_Figure collection entries_
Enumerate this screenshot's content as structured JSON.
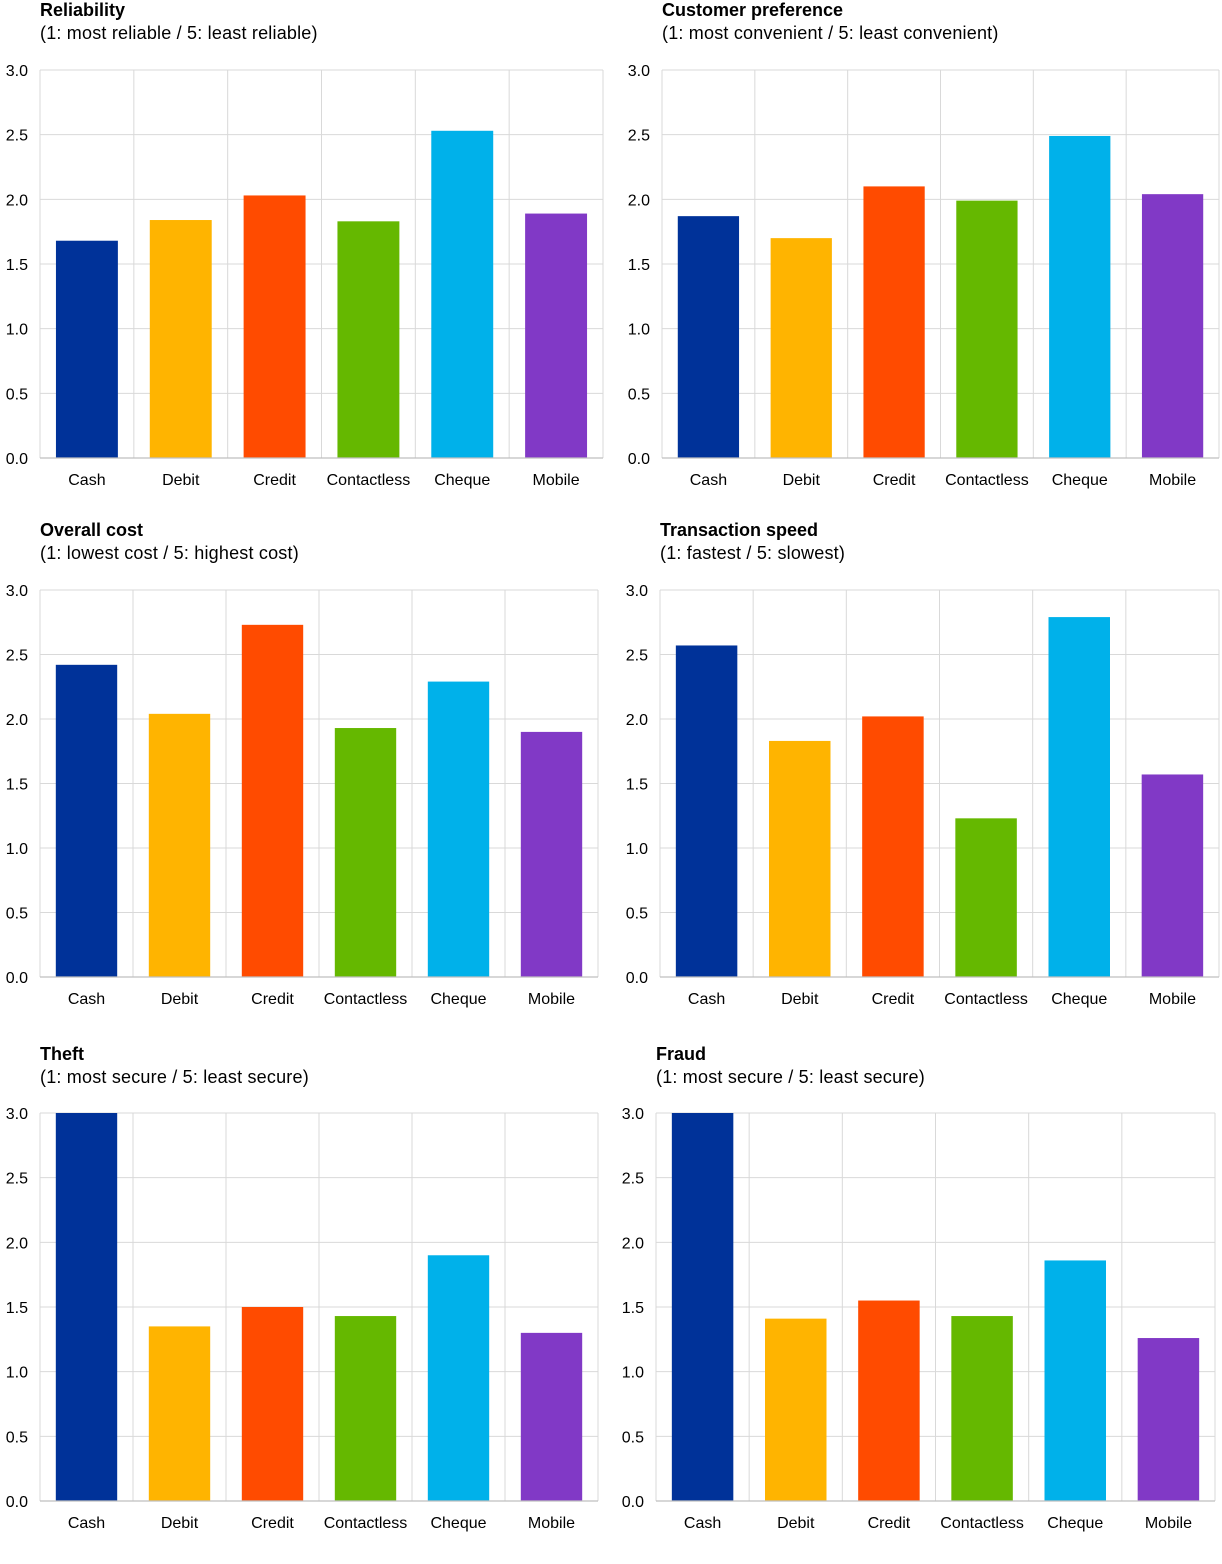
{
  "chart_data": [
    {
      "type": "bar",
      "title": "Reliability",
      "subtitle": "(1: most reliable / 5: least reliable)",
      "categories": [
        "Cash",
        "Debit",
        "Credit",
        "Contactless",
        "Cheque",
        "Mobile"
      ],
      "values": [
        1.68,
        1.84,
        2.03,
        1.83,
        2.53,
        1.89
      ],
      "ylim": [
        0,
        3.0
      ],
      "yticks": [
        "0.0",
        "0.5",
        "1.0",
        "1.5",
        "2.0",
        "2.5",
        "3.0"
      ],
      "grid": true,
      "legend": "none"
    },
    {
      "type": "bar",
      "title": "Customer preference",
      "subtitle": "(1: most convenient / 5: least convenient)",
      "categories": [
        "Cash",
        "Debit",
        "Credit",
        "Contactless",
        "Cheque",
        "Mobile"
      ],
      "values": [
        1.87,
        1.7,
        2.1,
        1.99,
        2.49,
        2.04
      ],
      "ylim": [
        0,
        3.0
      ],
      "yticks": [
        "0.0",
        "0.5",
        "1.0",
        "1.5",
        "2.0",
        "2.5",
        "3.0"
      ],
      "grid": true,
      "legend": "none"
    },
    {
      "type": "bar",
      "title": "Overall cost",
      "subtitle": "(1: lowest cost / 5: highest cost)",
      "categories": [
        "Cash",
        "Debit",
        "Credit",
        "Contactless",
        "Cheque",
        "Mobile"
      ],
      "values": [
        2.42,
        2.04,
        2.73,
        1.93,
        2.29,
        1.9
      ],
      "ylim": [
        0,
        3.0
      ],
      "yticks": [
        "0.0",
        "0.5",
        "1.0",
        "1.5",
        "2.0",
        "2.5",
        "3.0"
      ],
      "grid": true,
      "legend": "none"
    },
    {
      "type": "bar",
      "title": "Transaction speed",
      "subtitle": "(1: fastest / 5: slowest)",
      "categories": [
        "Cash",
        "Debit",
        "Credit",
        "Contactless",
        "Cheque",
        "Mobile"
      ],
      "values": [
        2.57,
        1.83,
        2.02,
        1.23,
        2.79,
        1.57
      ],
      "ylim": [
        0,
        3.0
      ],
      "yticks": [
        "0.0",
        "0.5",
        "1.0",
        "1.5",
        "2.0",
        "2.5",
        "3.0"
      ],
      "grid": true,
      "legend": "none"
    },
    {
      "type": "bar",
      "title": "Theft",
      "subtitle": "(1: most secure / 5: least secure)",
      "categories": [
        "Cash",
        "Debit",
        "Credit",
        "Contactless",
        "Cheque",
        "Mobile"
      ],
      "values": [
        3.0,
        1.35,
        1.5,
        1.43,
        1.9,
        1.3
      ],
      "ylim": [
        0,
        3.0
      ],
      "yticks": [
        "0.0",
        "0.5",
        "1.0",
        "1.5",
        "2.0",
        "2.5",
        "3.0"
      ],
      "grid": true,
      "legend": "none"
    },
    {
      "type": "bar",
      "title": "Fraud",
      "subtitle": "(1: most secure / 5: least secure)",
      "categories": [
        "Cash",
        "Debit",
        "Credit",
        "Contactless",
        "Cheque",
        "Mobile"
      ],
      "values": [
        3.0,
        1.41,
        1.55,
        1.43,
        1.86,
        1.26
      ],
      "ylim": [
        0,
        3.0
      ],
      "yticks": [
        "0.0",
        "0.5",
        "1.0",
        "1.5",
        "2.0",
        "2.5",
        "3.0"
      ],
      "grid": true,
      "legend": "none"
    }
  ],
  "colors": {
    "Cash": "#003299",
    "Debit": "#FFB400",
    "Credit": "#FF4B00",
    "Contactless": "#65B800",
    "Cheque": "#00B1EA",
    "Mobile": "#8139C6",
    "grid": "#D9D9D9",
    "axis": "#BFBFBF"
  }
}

_WRITTEN PROBLEM_
Repeat the listing above exactly, with no pictures.

_EXPECTED ANSWER_
Enumerate this screenshot's content as structured JSON.
{
  "chart_data": [
    {
      "type": "bar",
      "title": "Reliability",
      "subtitle": "(1: most reliable / 5: least reliable)",
      "categories": [
        "Cash",
        "Debit",
        "Credit",
        "Contactless",
        "Cheque",
        "Mobile"
      ],
      "values": [
        1.68,
        1.84,
        2.03,
        1.83,
        2.53,
        1.89
      ],
      "ylim": [
        0,
        3.0
      ],
      "yticks": [
        "0.0",
        "0.5",
        "1.0",
        "1.5",
        "2.0",
        "2.5",
        "3.0"
      ],
      "grid": true,
      "legend": "none"
    },
    {
      "type": "bar",
      "title": "Customer preference",
      "subtitle": "(1: most convenient / 5: least convenient)",
      "categories": [
        "Cash",
        "Debit",
        "Credit",
        "Contactless",
        "Cheque",
        "Mobile"
      ],
      "values": [
        1.87,
        1.7,
        2.1,
        1.99,
        2.49,
        2.04
      ],
      "ylim": [
        0,
        3.0
      ],
      "yticks": [
        "0.0",
        "0.5",
        "1.0",
        "1.5",
        "2.0",
        "2.5",
        "3.0"
      ],
      "grid": true,
      "legend": "none"
    },
    {
      "type": "bar",
      "title": "Overall cost",
      "subtitle": "(1: lowest cost / 5: highest cost)",
      "categories": [
        "Cash",
        "Debit",
        "Credit",
        "Contactless",
        "Cheque",
        "Mobile"
      ],
      "values": [
        2.42,
        2.04,
        2.73,
        1.93,
        2.29,
        1.9
      ],
      "ylim": [
        0,
        3.0
      ],
      "yticks": [
        "0.0",
        "0.5",
        "1.0",
        "1.5",
        "2.0",
        "2.5",
        "3.0"
      ],
      "grid": true,
      "legend": "none"
    },
    {
      "type": "bar",
      "title": "Transaction speed",
      "subtitle": "(1: fastest / 5: slowest)",
      "categories": [
        "Cash",
        "Debit",
        "Credit",
        "Contactless",
        "Cheque",
        "Mobile"
      ],
      "values": [
        2.57,
        1.83,
        2.02,
        1.23,
        2.79,
        1.57
      ],
      "ylim": [
        0,
        3.0
      ],
      "yticks": [
        "0.0",
        "0.5",
        "1.0",
        "1.5",
        "2.0",
        "2.5",
        "3.0"
      ],
      "grid": true,
      "legend": "none"
    },
    {
      "type": "bar",
      "title": "Theft",
      "subtitle": "(1: most secure / 5: least secure)",
      "categories": [
        "Cash",
        "Debit",
        "Credit",
        "Contactless",
        "Cheque",
        "Mobile"
      ],
      "values": [
        3.0,
        1.35,
        1.5,
        1.43,
        1.9,
        1.3
      ],
      "ylim": [
        0,
        3.0
      ],
      "yticks": [
        "0.0",
        "0.5",
        "1.0",
        "1.5",
        "2.0",
        "2.5",
        "3.0"
      ],
      "grid": true,
      "legend": "none"
    },
    {
      "type": "bar",
      "title": "Fraud",
      "subtitle": "(1: most secure / 5: least secure)",
      "categories": [
        "Cash",
        "Debit",
        "Credit",
        "Contactless",
        "Cheque",
        "Mobile"
      ],
      "values": [
        3.0,
        1.41,
        1.55,
        1.43,
        1.86,
        1.26
      ],
      "ylim": [
        0,
        3.0
      ],
      "yticks": [
        "0.0",
        "0.5",
        "1.0",
        "1.5",
        "2.0",
        "2.5",
        "3.0"
      ],
      "grid": true,
      "legend": "none"
    }
  ],
  "colors": {
    "Cash": "#003299",
    "Debit": "#FFB400",
    "Credit": "#FF4B00",
    "Contactless": "#65B800",
    "Cheque": "#00B1EA",
    "Mobile": "#8139C6",
    "grid": "#D9D9D9",
    "axis": "#BFBFBF"
  }
}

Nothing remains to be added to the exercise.